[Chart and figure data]
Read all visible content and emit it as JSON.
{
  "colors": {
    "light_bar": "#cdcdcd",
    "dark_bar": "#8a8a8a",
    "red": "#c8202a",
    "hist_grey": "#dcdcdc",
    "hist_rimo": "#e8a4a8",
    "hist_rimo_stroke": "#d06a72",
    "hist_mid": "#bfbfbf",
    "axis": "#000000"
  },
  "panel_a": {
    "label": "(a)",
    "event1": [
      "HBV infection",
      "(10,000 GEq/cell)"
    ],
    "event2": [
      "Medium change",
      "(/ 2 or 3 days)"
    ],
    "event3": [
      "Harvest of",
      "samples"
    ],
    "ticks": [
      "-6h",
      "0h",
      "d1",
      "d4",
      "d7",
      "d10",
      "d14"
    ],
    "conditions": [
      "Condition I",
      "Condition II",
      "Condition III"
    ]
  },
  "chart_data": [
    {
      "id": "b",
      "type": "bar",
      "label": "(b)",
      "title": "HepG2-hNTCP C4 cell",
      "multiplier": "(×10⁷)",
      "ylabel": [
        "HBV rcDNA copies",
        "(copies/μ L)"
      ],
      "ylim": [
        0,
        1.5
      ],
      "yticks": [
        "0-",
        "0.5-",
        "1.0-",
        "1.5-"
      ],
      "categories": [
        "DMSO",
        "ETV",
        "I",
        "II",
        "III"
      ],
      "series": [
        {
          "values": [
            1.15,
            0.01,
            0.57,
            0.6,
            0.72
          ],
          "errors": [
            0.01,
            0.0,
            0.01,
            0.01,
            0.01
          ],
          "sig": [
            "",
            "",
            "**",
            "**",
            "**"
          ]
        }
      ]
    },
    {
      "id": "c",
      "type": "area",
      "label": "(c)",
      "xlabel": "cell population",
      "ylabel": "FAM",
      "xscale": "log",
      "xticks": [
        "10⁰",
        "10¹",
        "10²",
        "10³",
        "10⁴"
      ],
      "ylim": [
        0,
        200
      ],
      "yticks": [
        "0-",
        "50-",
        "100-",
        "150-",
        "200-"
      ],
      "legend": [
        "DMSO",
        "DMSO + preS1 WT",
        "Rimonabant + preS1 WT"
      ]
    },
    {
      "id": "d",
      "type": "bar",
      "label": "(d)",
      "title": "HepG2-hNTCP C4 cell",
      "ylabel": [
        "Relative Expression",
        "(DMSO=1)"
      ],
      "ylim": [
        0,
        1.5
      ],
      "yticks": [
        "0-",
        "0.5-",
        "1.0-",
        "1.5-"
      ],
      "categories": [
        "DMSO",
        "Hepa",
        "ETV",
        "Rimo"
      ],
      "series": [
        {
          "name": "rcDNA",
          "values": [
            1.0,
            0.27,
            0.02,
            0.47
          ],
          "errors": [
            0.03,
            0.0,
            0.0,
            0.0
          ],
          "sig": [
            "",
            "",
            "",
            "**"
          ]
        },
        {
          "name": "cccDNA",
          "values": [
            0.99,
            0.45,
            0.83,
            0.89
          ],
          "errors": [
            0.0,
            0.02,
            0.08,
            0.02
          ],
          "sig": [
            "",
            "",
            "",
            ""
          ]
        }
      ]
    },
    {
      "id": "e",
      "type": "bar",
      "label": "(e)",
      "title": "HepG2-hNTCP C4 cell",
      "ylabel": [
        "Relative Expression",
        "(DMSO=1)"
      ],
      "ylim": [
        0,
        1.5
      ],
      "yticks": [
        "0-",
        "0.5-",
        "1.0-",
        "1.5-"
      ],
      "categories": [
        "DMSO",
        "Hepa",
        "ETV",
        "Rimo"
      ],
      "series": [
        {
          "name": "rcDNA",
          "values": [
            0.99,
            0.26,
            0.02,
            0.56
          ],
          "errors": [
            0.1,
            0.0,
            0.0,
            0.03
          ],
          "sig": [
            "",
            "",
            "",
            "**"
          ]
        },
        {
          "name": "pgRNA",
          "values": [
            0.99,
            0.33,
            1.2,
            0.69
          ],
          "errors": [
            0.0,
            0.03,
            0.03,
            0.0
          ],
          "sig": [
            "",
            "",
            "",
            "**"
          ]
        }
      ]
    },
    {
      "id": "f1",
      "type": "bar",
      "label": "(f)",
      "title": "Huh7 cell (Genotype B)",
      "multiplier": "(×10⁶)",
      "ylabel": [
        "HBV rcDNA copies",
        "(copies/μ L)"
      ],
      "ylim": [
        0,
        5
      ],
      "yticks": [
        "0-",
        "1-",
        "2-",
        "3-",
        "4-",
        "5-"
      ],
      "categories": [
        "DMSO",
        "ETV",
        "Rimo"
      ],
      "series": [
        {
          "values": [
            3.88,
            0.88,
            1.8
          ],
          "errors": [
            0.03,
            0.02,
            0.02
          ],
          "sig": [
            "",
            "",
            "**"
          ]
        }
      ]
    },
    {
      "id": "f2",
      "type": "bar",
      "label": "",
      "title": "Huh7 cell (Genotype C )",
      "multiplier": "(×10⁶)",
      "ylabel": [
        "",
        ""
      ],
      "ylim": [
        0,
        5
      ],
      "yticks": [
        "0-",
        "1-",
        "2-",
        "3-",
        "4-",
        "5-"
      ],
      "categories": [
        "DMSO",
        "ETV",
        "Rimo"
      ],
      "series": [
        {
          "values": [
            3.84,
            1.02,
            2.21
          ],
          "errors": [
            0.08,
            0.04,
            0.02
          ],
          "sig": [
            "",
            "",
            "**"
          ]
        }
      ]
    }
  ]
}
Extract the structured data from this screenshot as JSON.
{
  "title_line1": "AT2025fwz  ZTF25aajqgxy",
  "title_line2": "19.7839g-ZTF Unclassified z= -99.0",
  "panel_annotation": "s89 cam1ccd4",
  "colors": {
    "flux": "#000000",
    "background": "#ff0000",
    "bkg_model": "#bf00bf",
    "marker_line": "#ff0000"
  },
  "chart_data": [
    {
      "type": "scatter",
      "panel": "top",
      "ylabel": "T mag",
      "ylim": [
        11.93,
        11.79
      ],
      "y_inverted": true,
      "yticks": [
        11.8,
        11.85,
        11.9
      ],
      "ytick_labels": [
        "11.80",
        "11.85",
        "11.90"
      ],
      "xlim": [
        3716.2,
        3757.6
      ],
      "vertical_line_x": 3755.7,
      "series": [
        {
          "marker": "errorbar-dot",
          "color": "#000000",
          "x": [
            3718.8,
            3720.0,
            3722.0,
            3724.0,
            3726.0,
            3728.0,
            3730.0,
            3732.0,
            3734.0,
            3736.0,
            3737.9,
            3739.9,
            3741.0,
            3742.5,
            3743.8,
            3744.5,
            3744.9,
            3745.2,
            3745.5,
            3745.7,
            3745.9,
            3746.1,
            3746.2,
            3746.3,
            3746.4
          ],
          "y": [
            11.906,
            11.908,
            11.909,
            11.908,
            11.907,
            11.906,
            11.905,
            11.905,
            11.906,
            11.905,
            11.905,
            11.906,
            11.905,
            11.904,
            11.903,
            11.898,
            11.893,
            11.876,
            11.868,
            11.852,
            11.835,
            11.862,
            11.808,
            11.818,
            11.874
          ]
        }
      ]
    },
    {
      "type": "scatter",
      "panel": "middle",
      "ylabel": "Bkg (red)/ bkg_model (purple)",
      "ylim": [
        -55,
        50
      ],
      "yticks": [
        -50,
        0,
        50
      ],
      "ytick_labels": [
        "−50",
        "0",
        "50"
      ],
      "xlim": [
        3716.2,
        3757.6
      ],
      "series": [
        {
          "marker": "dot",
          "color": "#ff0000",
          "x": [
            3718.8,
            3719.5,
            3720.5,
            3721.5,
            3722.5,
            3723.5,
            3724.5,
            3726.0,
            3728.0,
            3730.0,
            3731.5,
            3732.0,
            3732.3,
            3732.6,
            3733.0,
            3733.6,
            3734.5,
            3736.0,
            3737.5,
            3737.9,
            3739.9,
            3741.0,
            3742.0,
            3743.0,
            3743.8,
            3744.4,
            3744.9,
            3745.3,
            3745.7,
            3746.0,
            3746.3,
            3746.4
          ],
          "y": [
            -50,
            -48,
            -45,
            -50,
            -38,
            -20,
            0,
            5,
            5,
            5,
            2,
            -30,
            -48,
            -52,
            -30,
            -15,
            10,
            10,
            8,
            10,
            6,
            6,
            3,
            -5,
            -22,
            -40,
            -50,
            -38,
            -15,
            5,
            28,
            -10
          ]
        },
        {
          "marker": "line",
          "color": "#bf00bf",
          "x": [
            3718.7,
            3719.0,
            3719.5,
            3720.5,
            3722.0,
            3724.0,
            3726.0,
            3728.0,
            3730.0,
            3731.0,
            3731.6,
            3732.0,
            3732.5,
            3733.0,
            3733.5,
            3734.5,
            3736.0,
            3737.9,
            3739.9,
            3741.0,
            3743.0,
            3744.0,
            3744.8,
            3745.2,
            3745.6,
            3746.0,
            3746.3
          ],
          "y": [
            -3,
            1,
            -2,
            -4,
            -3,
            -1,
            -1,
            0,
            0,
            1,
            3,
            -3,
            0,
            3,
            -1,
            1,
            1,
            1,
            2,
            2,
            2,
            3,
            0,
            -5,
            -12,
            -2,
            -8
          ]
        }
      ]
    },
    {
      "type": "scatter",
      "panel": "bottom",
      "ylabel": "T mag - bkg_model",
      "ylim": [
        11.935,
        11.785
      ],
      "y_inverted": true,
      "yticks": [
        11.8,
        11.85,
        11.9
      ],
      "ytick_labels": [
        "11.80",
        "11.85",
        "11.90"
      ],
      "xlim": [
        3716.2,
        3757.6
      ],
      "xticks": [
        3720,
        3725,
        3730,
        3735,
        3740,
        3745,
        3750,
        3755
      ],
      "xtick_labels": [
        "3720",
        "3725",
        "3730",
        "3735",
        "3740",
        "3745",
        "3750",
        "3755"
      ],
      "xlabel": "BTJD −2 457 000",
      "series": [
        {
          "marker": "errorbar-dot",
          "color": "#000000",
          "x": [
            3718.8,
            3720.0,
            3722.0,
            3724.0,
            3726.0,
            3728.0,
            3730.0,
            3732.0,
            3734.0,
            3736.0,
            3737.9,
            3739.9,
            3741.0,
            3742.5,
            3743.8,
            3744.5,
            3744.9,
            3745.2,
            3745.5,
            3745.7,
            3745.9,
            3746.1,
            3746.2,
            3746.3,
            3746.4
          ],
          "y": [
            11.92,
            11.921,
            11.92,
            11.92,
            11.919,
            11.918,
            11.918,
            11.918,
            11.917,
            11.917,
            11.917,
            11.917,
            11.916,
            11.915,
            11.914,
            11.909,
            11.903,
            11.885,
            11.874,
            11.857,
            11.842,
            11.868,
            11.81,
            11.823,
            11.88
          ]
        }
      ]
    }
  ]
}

- EXERCISE GOAL
Give only the count of lines in this material that contain the string "Genotype".

- COMPLETE RESPONSE
2